--- Start RECORDS TO PROCESS ---

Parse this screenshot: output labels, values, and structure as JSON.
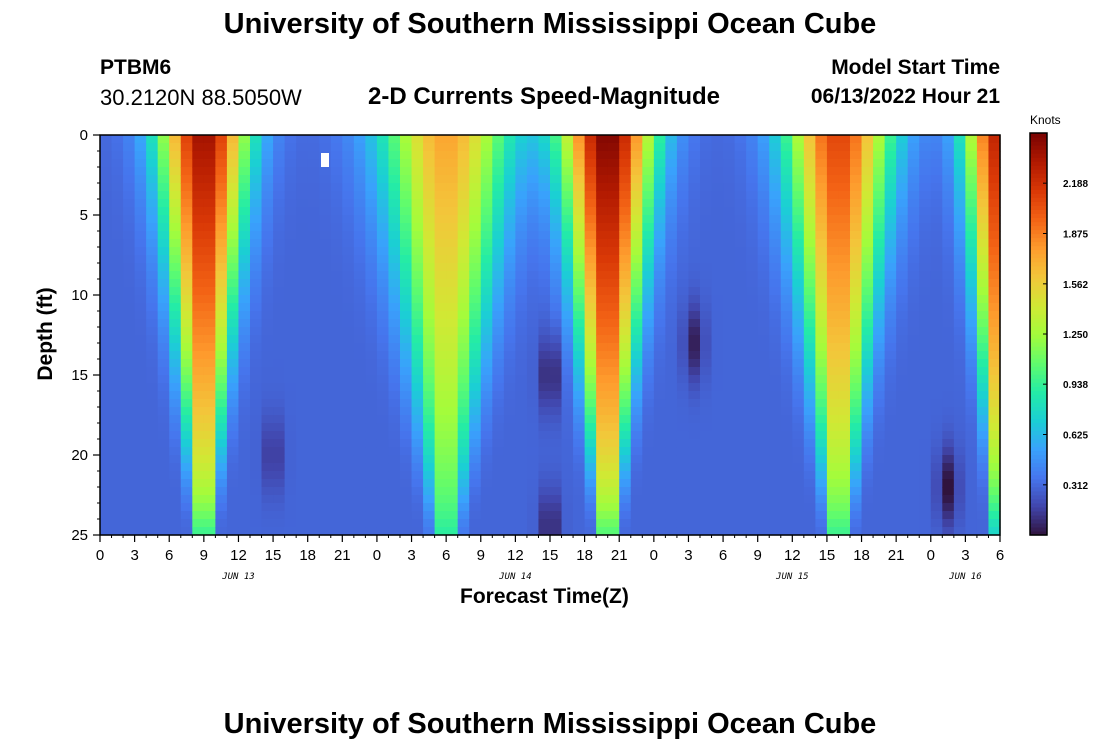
{
  "header": {
    "title": "University of Southern Mississippi Ocean Cube",
    "station": "PTBM6",
    "coordinates": "30.2120N  88.5050W",
    "subtitle": "2-D Currents Speed-Magnitude",
    "model_label": "Model Start Time",
    "model_time": "06/13/2022 Hour 21"
  },
  "footer": {
    "title": "University of Southern Mississippi Ocean Cube"
  },
  "colors": {
    "colormap": [
      "#30123b",
      "#4145ab",
      "#4675ed",
      "#39a2fc",
      "#1bcfd4",
      "#24eca6",
      "#61fc6c",
      "#a4fc3b",
      "#d1e834",
      "#f3c63a",
      "#fe9b2d",
      "#f36315",
      "#d93806",
      "#b11901",
      "#7a0402"
    ]
  },
  "chart_data": {
    "type": "heatmap",
    "title": "2-D Currents Speed-Magnitude",
    "xlabel": "Forecast Time(Z)",
    "ylabel": "Depth (ft)",
    "units": "Knots",
    "x_tick_labels": [
      "0",
      "3",
      "6",
      "9",
      "12",
      "15",
      "18",
      "21",
      "0",
      "3",
      "6",
      "9",
      "12",
      "15",
      "18",
      "21",
      "0",
      "3",
      "6",
      "9",
      "12",
      "15",
      "18",
      "21",
      "0",
      "3",
      "6"
    ],
    "x_tick_hours": [
      0,
      3,
      6,
      9,
      12,
      15,
      18,
      21,
      24,
      27,
      30,
      33,
      36,
      39,
      42,
      45,
      48,
      51,
      54,
      57,
      60,
      63,
      66,
      69,
      72,
      75,
      78
    ],
    "x_range_hours": [
      0,
      78
    ],
    "date_labels": [
      {
        "label": "JUN 13",
        "hour": 12
      },
      {
        "label": "JUN 14",
        "hour": 36
      },
      {
        "label": "JUN 15",
        "hour": 60
      },
      {
        "label": "JUN 16",
        "hour": 75
      }
    ],
    "y_ticks": [
      0,
      5,
      10,
      15,
      20,
      25
    ],
    "y_tick_labels": [
      "0",
      "5",
      "10",
      "15",
      "20",
      "25"
    ],
    "ylim": [
      0,
      25
    ],
    "y_inverted": true,
    "colorbar_ticks": [
      0.312,
      0.625,
      0.938,
      1.25,
      1.562,
      1.875,
      2.188
    ],
    "colorbar_tick_labels": [
      "0.312",
      "0.625",
      "0.938",
      "1.250",
      "1.562",
      "1.875",
      "2.188"
    ],
    "colorbar_range": [
      0,
      2.5
    ],
    "surface_speed_peaks": [
      {
        "hour": 9,
        "speed": 2.4,
        "width": 3.8
      },
      {
        "hour": 30,
        "speed": 1.75,
        "width": 5.5
      },
      {
        "hour": 44,
        "speed": 2.5,
        "width": 4.0
      },
      {
        "hour": 64,
        "speed": 2.1,
        "width": 4.5
      },
      {
        "hour": 78,
        "speed": 2.3,
        "width": 3.0
      }
    ],
    "surface_speed_base": 0.3,
    "min_speed_spots": [
      {
        "hour": 15,
        "depth": 20,
        "speed": 0.12
      },
      {
        "hour": 39,
        "depth": 15,
        "speed": 0.05
      },
      {
        "hour": 39,
        "depth": 24.5,
        "speed": 0.05
      },
      {
        "hour": 51.5,
        "depth": 13,
        "speed": 0.05
      },
      {
        "hour": 73.5,
        "depth": 22,
        "speed": 0.0
      }
    ]
  }
}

--- End RECORDS TO PROCESS ---

Reproduce the material word for word. Any pictures should be left out of the copy.

SOLUTION:
Parse this screenshot: output labels, values, and structure as JSON.
{
  "header": {
    "title": "University of Southern Mississippi Ocean Cube",
    "station": "PTBM6",
    "coordinates": "30.2120N  88.5050W",
    "subtitle": "2-D Currents Speed-Magnitude",
    "model_label": "Model Start Time",
    "model_time": "06/13/2022 Hour 21"
  },
  "footer": {
    "title": "University of Southern Mississippi Ocean Cube"
  },
  "colors": {
    "colormap": [
      "#30123b",
      "#4145ab",
      "#4675ed",
      "#39a2fc",
      "#1bcfd4",
      "#24eca6",
      "#61fc6c",
      "#a4fc3b",
      "#d1e834",
      "#f3c63a",
      "#fe9b2d",
      "#f36315",
      "#d93806",
      "#b11901",
      "#7a0402"
    ]
  },
  "chart_data": {
    "type": "heatmap",
    "title": "2-D Currents Speed-Magnitude",
    "xlabel": "Forecast Time(Z)",
    "ylabel": "Depth (ft)",
    "units": "Knots",
    "x_tick_labels": [
      "0",
      "3",
      "6",
      "9",
      "12",
      "15",
      "18",
      "21",
      "0",
      "3",
      "6",
      "9",
      "12",
      "15",
      "18",
      "21",
      "0",
      "3",
      "6",
      "9",
      "12",
      "15",
      "18",
      "21",
      "0",
      "3",
      "6"
    ],
    "x_tick_hours": [
      0,
      3,
      6,
      9,
      12,
      15,
      18,
      21,
      24,
      27,
      30,
      33,
      36,
      39,
      42,
      45,
      48,
      51,
      54,
      57,
      60,
      63,
      66,
      69,
      72,
      75,
      78
    ],
    "x_range_hours": [
      0,
      78
    ],
    "date_labels": [
      {
        "label": "JUN 13",
        "hour": 12
      },
      {
        "label": "JUN 14",
        "hour": 36
      },
      {
        "label": "JUN 15",
        "hour": 60
      },
      {
        "label": "JUN 16",
        "hour": 75
      }
    ],
    "y_ticks": [
      0,
      5,
      10,
      15,
      20,
      25
    ],
    "y_tick_labels": [
      "0",
      "5",
      "10",
      "15",
      "20",
      "25"
    ],
    "ylim": [
      0,
      25
    ],
    "y_inverted": true,
    "colorbar_ticks": [
      0.312,
      0.625,
      0.938,
      1.25,
      1.562,
      1.875,
      2.188
    ],
    "colorbar_tick_labels": [
      "0.312",
      "0.625",
      "0.938",
      "1.250",
      "1.562",
      "1.875",
      "2.188"
    ],
    "colorbar_range": [
      0,
      2.5
    ],
    "surface_speed_peaks": [
      {
        "hour": 9,
        "speed": 2.4,
        "width": 3.8
      },
      {
        "hour": 30,
        "speed": 1.75,
        "width": 5.5
      },
      {
        "hour": 44,
        "speed": 2.5,
        "width": 4.0
      },
      {
        "hour": 64,
        "speed": 2.1,
        "width": 4.5
      },
      {
        "hour": 78,
        "speed": 2.3,
        "width": 3.0
      }
    ],
    "surface_speed_base": 0.3,
    "min_speed_spots": [
      {
        "hour": 15,
        "depth": 20,
        "speed": 0.12
      },
      {
        "hour": 39,
        "depth": 15,
        "speed": 0.05
      },
      {
        "hour": 39,
        "depth": 24.5,
        "speed": 0.05
      },
      {
        "hour": 51.5,
        "depth": 13,
        "speed": 0.05
      },
      {
        "hour": 73.5,
        "depth": 22,
        "speed": 0.0
      }
    ]
  }
}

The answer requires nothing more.